**INSTRUCTION**
Copy the items verbatim, from the first line through the line containing "- section-number: 1.: [66, 113, 100, 151]", with both of those lines included.
-- begin EXCERPTED RECORDS --
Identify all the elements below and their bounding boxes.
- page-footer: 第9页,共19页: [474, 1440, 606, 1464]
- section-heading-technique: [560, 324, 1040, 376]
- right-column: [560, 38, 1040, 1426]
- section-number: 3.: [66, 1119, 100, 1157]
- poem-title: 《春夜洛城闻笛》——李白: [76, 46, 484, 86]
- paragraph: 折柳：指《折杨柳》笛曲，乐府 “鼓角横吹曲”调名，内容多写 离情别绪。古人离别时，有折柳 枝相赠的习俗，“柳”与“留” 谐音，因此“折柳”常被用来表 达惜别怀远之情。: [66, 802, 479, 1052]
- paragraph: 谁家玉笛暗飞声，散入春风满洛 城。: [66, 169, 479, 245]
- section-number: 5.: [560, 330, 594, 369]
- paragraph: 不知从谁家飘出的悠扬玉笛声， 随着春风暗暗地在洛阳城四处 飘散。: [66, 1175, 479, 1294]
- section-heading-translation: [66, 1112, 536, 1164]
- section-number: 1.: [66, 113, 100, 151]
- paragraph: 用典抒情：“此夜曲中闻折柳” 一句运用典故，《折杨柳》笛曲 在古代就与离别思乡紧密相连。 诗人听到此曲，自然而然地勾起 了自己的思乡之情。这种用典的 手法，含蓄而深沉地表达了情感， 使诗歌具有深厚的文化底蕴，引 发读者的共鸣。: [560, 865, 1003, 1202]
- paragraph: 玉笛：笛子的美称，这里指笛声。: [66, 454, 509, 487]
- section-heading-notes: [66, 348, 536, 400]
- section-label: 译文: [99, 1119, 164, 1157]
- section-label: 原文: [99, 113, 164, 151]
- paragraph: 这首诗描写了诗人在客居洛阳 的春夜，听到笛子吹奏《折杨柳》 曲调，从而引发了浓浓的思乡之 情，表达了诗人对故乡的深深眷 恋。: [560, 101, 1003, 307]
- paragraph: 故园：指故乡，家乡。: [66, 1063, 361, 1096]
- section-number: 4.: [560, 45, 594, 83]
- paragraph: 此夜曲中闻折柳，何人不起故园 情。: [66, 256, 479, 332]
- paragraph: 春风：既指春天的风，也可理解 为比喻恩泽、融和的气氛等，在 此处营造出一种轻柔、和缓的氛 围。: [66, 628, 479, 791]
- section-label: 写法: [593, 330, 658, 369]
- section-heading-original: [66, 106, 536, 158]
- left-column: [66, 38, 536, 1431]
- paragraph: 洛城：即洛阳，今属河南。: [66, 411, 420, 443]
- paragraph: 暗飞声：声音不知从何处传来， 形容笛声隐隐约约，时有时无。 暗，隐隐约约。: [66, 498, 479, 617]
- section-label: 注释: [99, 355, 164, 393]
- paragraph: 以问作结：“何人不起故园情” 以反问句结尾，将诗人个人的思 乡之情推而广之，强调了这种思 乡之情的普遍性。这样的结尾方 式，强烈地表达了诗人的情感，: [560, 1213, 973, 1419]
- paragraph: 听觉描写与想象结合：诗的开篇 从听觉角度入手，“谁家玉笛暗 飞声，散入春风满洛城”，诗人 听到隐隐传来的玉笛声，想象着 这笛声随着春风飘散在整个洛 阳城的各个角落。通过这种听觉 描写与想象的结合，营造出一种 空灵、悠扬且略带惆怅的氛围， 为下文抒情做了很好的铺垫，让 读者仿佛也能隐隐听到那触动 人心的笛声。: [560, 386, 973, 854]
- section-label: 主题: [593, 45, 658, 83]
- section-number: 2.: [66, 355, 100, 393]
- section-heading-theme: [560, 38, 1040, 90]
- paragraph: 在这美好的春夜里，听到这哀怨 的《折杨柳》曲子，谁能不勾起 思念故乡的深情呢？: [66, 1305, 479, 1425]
-- end EXCERPTED RECORDS --
**RESULT OF THE EXERCISE**
Identify all the elements below and their bounding boxes.
- page-footer: 第9页,共19页: [474, 1440, 606, 1464]
- section-heading-technique: [560, 324, 1040, 376]
- right-column: [560, 38, 1040, 1426]
- section-number: 3.: [66, 1119, 100, 1157]
- poem-title: 《春夜洛城闻笛》——李白: [76, 46, 484, 86]
- paragraph: 折柳：指《折杨柳》笛曲，乐府 “鼓角横吹曲”调名，内容多写 离情别绪。古人离别时，有折柳 枝相赠的习俗，“柳”与“留” 谐音，因此“折柳”常被用来表 达惜别怀远之情。: [66, 802, 479, 1052]
- paragraph: 谁家玉笛暗飞声，散入春风满洛 城。: [66, 169, 479, 245]
- section-number: 5.: [560, 330, 594, 369]
- paragraph: 不知从谁家飘出的悠扬玉笛声， 随着春风暗暗地在洛阳城四处 飘散。: [66, 1175, 479, 1294]
- section-heading-translation: [66, 1112, 536, 1164]
- section-number: 1.: [66, 113, 100, 151]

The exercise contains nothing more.